§ **Task to complete**
Copy out each line below that has the word "INDEX" in it.
>> Begin
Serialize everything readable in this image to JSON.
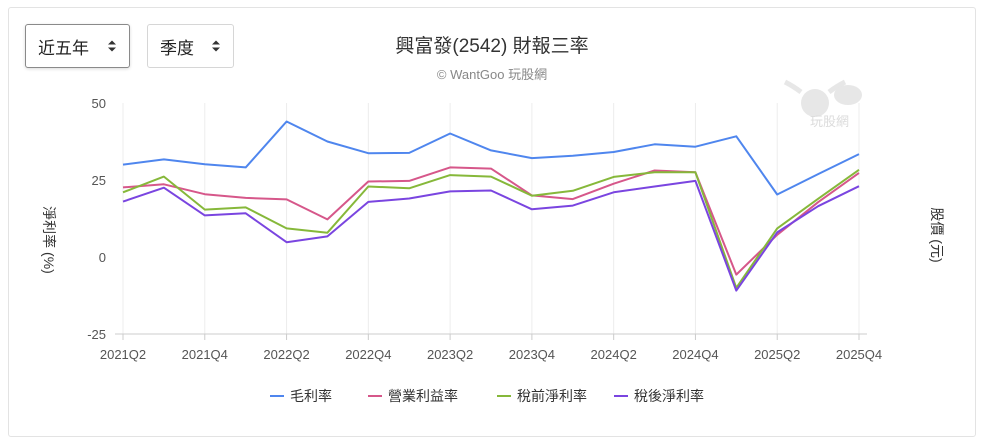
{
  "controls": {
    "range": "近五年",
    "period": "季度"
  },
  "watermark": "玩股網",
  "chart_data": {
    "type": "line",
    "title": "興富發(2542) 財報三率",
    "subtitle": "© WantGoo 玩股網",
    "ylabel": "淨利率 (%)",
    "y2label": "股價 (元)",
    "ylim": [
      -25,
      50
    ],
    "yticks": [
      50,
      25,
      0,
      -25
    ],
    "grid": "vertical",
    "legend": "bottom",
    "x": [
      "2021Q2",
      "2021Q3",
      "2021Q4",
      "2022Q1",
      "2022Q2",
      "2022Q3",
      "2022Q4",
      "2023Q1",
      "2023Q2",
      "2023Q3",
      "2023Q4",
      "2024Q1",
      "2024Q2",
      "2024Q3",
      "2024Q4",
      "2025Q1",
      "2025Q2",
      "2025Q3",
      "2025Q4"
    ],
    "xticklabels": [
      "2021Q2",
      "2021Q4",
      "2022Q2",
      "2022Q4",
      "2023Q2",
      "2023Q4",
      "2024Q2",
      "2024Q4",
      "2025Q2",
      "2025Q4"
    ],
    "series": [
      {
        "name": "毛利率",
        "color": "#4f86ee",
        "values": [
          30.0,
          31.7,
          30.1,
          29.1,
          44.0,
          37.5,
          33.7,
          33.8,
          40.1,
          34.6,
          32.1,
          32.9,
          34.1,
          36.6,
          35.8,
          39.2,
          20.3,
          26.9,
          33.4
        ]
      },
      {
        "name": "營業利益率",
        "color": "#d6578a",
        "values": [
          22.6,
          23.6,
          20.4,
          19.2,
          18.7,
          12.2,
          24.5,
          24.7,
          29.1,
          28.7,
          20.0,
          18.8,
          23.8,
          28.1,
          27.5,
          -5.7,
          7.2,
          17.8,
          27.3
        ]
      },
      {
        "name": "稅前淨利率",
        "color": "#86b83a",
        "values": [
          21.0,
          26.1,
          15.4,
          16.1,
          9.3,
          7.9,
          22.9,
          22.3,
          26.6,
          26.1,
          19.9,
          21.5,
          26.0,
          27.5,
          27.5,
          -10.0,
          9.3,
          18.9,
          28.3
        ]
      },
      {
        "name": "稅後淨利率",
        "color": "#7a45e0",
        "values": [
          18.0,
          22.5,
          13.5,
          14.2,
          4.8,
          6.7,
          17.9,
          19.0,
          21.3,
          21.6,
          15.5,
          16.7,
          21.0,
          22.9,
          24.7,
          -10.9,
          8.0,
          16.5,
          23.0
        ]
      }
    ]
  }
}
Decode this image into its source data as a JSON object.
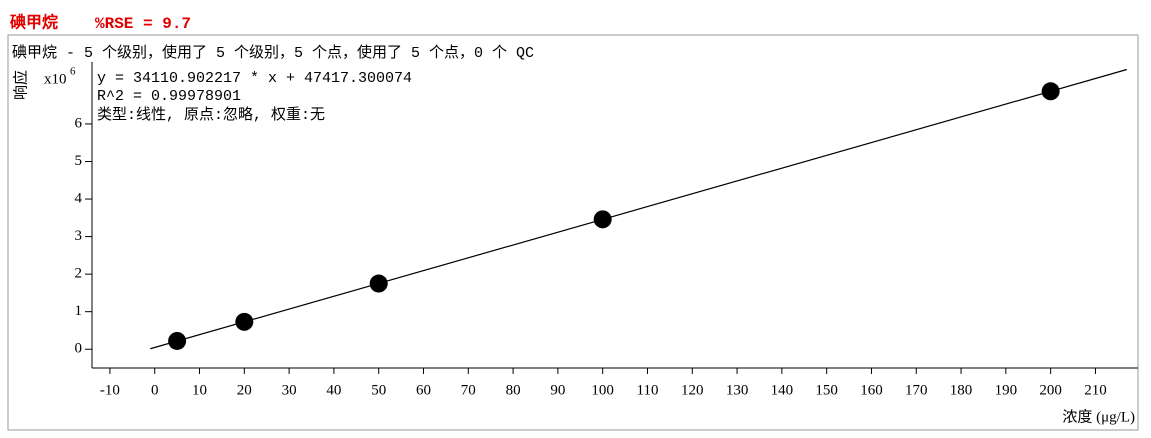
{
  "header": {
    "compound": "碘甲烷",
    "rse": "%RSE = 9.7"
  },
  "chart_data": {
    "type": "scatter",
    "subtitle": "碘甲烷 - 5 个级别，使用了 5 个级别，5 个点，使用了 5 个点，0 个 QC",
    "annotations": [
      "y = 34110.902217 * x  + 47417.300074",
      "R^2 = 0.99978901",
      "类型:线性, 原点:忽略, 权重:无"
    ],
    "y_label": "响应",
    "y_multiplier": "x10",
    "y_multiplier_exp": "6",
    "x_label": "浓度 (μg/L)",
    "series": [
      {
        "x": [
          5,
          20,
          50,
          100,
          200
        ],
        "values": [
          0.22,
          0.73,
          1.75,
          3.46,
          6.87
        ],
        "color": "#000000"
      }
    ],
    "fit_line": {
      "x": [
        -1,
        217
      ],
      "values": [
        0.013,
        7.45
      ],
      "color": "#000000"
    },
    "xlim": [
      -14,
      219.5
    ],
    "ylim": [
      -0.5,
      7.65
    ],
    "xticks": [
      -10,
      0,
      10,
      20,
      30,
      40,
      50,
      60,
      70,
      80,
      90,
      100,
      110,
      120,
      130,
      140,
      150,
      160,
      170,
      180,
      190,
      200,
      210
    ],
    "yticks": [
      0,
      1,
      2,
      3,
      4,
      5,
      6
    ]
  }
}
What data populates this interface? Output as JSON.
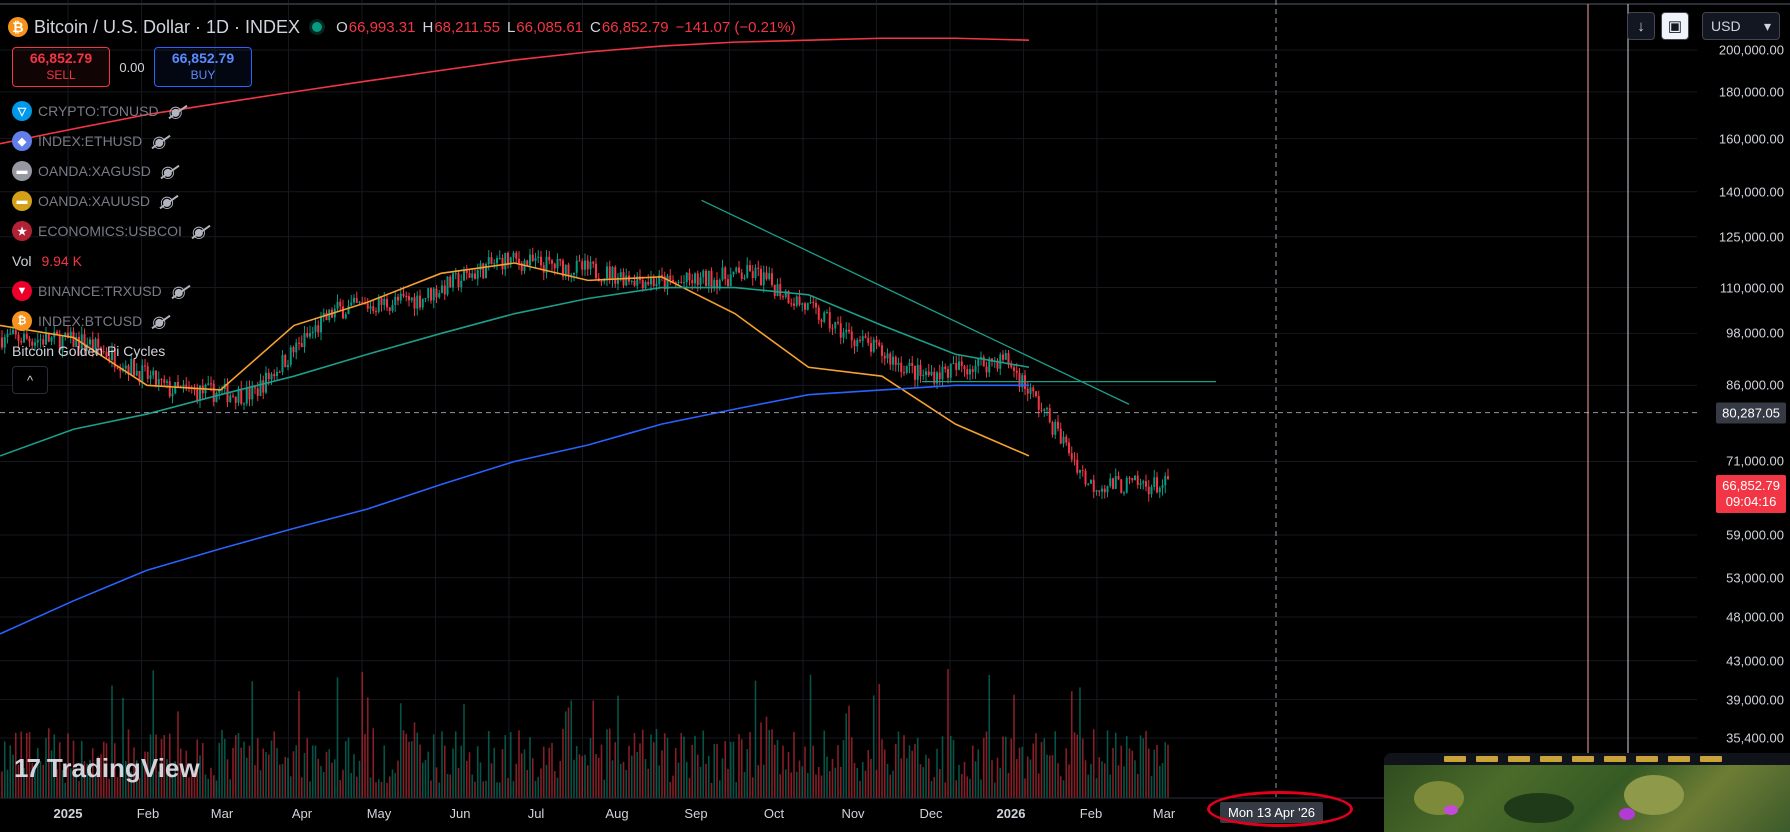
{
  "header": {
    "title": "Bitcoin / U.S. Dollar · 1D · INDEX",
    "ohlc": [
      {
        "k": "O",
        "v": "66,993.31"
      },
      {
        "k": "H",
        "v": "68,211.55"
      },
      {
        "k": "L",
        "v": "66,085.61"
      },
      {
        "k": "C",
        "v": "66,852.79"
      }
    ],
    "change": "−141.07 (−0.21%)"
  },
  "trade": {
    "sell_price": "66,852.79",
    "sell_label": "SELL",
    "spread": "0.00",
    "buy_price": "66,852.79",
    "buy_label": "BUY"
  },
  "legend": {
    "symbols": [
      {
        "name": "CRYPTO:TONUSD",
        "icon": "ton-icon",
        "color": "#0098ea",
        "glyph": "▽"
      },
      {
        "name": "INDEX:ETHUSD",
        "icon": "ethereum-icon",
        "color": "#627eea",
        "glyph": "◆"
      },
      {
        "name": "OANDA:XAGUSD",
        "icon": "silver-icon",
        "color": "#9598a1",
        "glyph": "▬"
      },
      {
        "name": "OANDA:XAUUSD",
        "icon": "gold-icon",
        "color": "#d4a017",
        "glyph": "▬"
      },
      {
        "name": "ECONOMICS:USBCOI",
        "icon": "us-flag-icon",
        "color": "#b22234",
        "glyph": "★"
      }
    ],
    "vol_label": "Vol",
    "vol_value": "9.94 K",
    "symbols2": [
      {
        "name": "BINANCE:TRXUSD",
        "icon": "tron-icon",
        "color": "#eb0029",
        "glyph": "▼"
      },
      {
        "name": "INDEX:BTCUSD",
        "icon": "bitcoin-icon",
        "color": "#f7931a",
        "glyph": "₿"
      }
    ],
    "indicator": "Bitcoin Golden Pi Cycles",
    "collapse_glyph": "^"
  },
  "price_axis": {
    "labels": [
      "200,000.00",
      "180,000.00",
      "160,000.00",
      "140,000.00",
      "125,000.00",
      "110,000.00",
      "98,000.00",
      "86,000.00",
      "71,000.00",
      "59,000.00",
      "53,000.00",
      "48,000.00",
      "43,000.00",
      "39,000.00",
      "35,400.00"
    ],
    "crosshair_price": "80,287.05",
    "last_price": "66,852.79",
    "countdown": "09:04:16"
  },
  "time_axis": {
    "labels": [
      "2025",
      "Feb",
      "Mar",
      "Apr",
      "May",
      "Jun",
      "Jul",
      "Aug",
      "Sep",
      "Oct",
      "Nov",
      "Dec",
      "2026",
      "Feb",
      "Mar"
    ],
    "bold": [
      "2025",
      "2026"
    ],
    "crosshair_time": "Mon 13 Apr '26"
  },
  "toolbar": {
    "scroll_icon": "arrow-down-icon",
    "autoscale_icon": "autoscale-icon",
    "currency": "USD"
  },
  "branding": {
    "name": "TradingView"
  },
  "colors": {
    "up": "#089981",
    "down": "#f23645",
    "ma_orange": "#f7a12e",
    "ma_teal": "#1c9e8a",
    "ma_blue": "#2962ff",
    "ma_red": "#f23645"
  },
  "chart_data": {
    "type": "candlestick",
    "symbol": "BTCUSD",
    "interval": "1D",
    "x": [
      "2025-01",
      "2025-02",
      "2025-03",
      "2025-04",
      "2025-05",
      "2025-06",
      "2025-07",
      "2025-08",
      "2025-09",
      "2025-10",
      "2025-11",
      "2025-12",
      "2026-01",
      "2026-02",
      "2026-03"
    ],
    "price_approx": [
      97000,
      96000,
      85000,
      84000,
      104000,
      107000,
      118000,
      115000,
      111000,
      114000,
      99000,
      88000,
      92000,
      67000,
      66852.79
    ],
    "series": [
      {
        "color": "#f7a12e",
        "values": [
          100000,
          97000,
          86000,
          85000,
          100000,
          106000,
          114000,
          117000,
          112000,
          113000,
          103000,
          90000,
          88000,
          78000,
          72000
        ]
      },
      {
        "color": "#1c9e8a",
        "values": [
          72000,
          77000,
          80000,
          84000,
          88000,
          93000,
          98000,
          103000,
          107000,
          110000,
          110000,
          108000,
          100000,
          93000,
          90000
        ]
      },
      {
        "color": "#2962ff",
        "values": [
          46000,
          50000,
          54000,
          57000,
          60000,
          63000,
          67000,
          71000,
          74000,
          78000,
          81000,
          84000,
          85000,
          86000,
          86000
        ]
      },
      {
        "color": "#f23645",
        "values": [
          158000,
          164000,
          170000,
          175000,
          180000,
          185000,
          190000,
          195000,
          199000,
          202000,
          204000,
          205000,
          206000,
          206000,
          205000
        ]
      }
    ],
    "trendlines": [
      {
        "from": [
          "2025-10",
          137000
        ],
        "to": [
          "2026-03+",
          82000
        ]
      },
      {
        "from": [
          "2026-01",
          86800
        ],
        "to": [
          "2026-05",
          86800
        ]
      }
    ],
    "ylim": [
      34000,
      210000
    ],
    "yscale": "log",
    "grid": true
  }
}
>> End
§ **Completed task**
    "title": "Bitcoin / U.S. Dollar · 1D · INDEX",
        "name": "INDEX:ETHUSD",
        "name": "INDEX:BTCUSD",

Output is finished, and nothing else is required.